Short exercise - Restate the whole listing word for word. Pictures are left out.

The data -
■ ■ ■ ■ ■

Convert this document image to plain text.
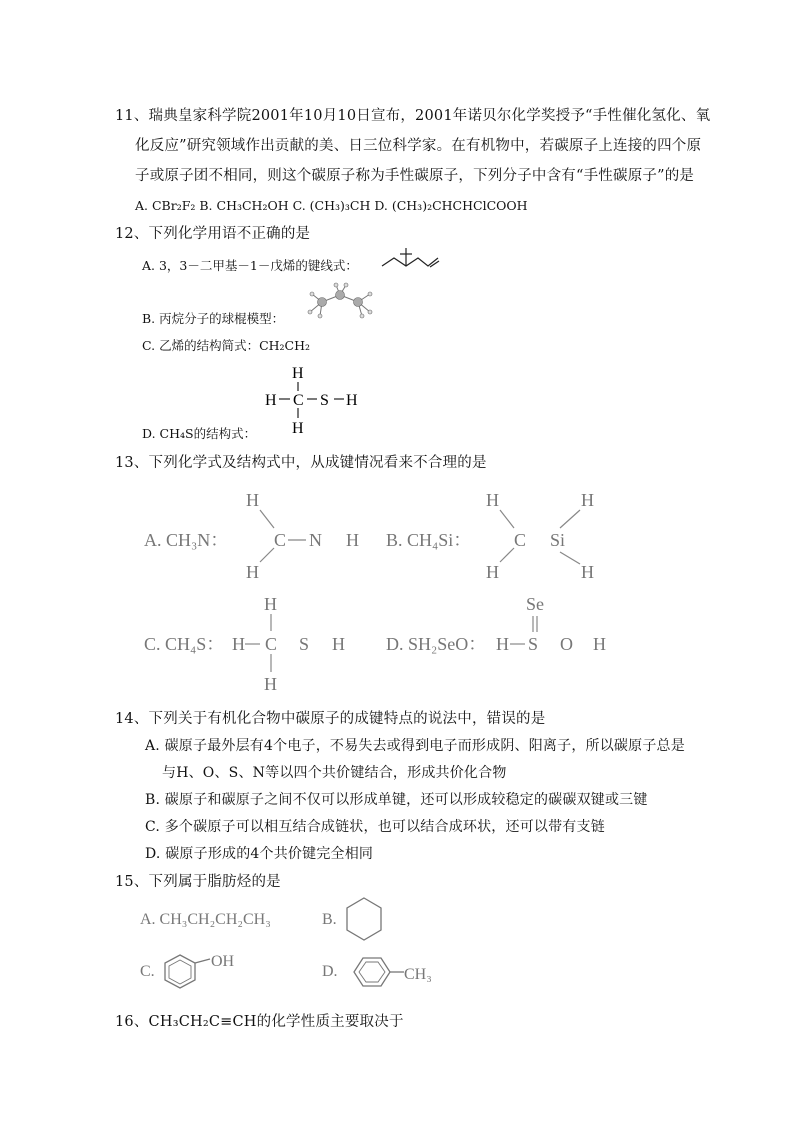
11、瑞典皇家科学院2001年10月10日宣布，2001年诺贝尔化学奖授予“手性催化氢化、氧
化反应”研究领域作出贡献的美、日三位科学家。在有机物中，若碳原子上连接的四个原
子或原子团不相同，则这个碳原子称为手性碳原子，下列分子中含有“手性碳原子”的是
A. CBr₂F₂ B. CH₃CH₂OH C. (CH₃)₃CH D. (CH₃)₂CHCHClCOOH
12、下列化学用语不正确的是
A. 3，3－二甲基－1－戊烯的键线式：
B. 丙烷分子的球棍模型：
C. 乙烯的结构简式：CH₂CH₂
H
H C S H
H
D. CH₄S的结构式：
13、下列化学式及结构式中，从成键情况看来不合理的是
A. CH₃N：
H
C N H
H
B. CH₄Si：
H
C Si
H
H	H
C. CH₄S： H
H
C S H
H
D. SH₂SeO： H
Se
S O H
14、下列关于有机化合物中碳原子的成键特点的说法中，错误的是
A. 碳原子最外层有4个电子，不易失去或得到电子而形成阴、阳离子，所以碳原子总是
与H、O、S、N等以四个共价键结合，形成共价化合物
B. 碳原子和碳原子之间不仅可以形成单键，还可以形成较稳定的碳碳双键或三键
C. 多个碳原子可以相互结合成链状，也可以结合成环状，还可以带有支链
D. 碳原子形成的4个共价键完全相同
15、下列属于脂肪烃的是
A. CH₃CH₂CH₂CH₃	B.
C.
OH
D.	CH₃
16、CH₃CH₂C≡CH的化学性质主要取决于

■ ■ ■ ■ ■

Reply -
Convert this document image to plain text.
11、瑞典皇家科学院2001年10月10日宣布，2001年诺贝尔化学奖授予“手性催化氢化、氧
化反应”研究领域作出贡献的美、日三位科学家。在有机物中，若碳原子上连接的四个原
子或原子团不相同，则这个碳原子称为手性碳原子，下列分子中含有“手性碳原子”的是
A. CBr₂F₂ B. CH₃CH₂OH C. (CH₃)₃CH D. (CH₃)₂CHCHClCOOH
12、下列化学用语不正确的是
A. 3，3－二甲基－1－戊烯的键线式：
B. 丙烷分子的球棍模型：
C. 乙烯的结构简式：CH₂CH₂
H
H C S H
H
D. CH₄S的结构式：
13、下列化学式及结构式中，从成键情况看来不合理的是
A. CH₃N：
H
C N H
H
B. CH₄Si：
H
C Si
H
H	H
C. CH₄S： H
H
C S H
H
D. SH₂SeO： H
Se
S O H
14、下列关于有机化合物中碳原子的成键特点的说法中，错误的是
A. 碳原子最外层有4个电子，不易失去或得到电子而形成阴、阳离子，所以碳原子总是
与H、O、S、N等以四个共价键结合，形成共价化合物
B. 碳原子和碳原子之间不仅可以形成单键，还可以形成较稳定的碳碳双键或三键
C. 多个碳原子可以相互结合成链状，也可以结合成环状，还可以带有支链
D. 碳原子形成的4个共价键完全相同
15、下列属于脂肪烃的是
A. CH₃CH₂CH₂CH₃	B.
C.
OH
D.	CH₃
16、CH₃CH₂C≡CH的化学性质主要取决于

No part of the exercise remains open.